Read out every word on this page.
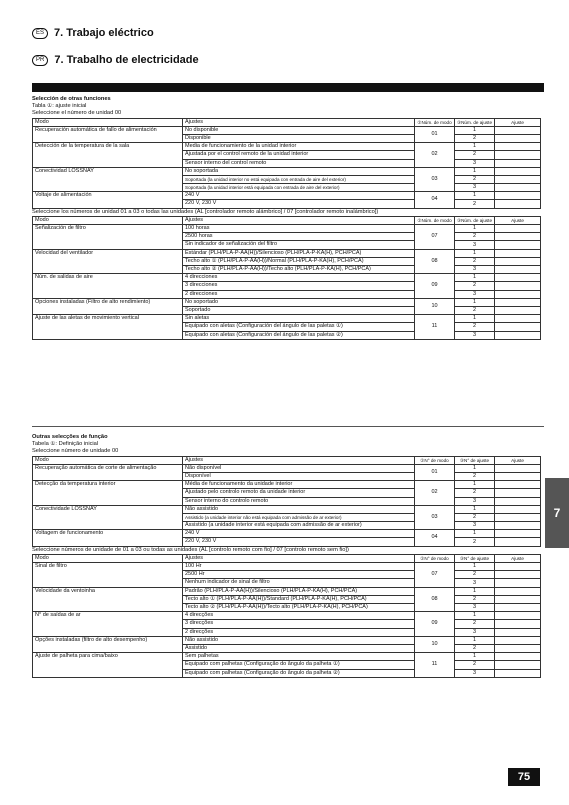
ES 7. Trabajo eléctrico
PR 7. Trabalho de electricidade
Selección de otras funciones
Tabla ①: ajuste inicial
Seleccione el número de unidad 00
Modo	Ajustes	②Núm. de modo	③Núm. de ajuste	Ajuste
Recuperación automática de fallo de alimentación	No disponible	01	1	
	Disponible		2	
Detección de la temperatura de la sala	Media de funcionamiento de la unidad interior	02	1	
	Ajustada por el control remoto de la unidad interior		2	
	Sensor interno del control remoto		3	
Conectividad LOSSNAY	No soportada	03	1	
	Soportada (la unidad interior no está equipada con entrada de aire del exterior)		2	
	Soportada (la unidad interior está equipada con entrada de aire del exterior)		3	
Voltaje de alimentación	240 V	04	1	
	220 V, 230 V		2	
Seleccione los números de unidad 01 a 03 o todas las unidades (AL [controlador remoto alámbrico] / 07 [controlador remoto inalámbrico])
Modo	Ajustes	②Núm. de modo	③Núm. de ajuste	Ajuste
Señalización de filtro	100 horas	07	1	
	2500 horas		2	
	Sin indicador de señalización del filtro		3	
Velocidad del ventilador	Estándar (PLH/PLA-P-AA(H))/Silencioso (PLH/PLA-P-KA(H), PCH/PCA)	08	1	
	Techo alto ① (PLH/PLA-P-AA(H))/Normal (PLH/PLA-P-KA(H), PCH/PCA)		2	
	Techo alto ② (PLH/PLA-P-AA(H))/Techo alto (PLH/PLA-P-KA(H), PCH/PCA)		3	
Núm. de salidas de aire	4 direcciones	09	1	
	3 direcciones		2	
	2 direcciones		3	
Opciones instaladas (Filtro de alto rendimiento)	No soportado	10	1	
	Soportado		2	
Ajuste de las aletas de movimiento vertical	Sin aletas	11	1	
	Equipado con aletas (Configuración del ángulo de las paletas ①)		2	
	Equipado con aletas (Configuración del ángulo de las paletas ②)		3	
Outras selecções de função
Tabela ①: Definição inicial
Seleccione número de unidade 00
Modo	Ajustes	②N° de modo	③N° de ajuste	Ajuste
Recuperação automática de corte de alimentação	Não disponível	01	1	
	Disponível		2	
Detecção da temperatura interior	Média de funcionamento da unidade interior	02	1	
	Ajustado pelo controlo remoto da unidade interior		2	
	Sensor interno do controlo remoto		3	
Conectividade LOSSNAY	Não assistido	03	1	
	Assistido (a unidade interior não está equipada com admissão de ar exterior)		2	
	Assistido (a unidade interior está equipada com admissão de ar exterior)		3	
Voltagem de funcionamento	240 V	04	1	
	220 V, 230 V		2	
Seleccione números de unidade de 01 a 03 ou todas as unidades (AL [controlo remoto com fio] / 07 [controlo remoto sem fio])
Modo	Ajustes	②N° de modo	③N° de ajuste	Ajuste
Sinal de filtro	100 Hr	07	1	
	2500 Hr		2	
	Nenhum indicador de sinal de filtro		3	
Velocidade da ventoinha	Padrão (PLH/PLA-P-AA(H))/Silencioso (PLH/PLA-P-KA(H), PCH/PCA)	08	1	
	Tecto alto ① (PLH/PLA-P-AA(H))/Standard (PLH/PLA-P-KA(H), PCH/PCA)		2	
	Tecto alto ② (PLH/PLA-P-AA(H))/Tecto alto (PLH/PLA-P-KA(H), PCH/PCA)		3	
N° de saídas de ar	4 direcções	09	1	
	3 direcções		2	
	2 direcções		3	
Opções instaladas (filtro de alto desempenho)	Não assistido	10	1	
	Assistido		2	
Ajuste de palheta para cima/baixo	Sem palhetas	11	1	
	Equipado com palhetas (Configuração do ângulo da palheta ①)		2	
	Equipado com palhetas (Configuração do ângulo da palheta ②)		3	
7
75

#### WHAT YOU HAVE TO DO:
From the entries above, copy every line containing the word "alimentación".

#### ANSWER:
Recuperación automática de fallo de alimentación	No disponible	01	1	
Voltaje de alimentación	240 V	04	1	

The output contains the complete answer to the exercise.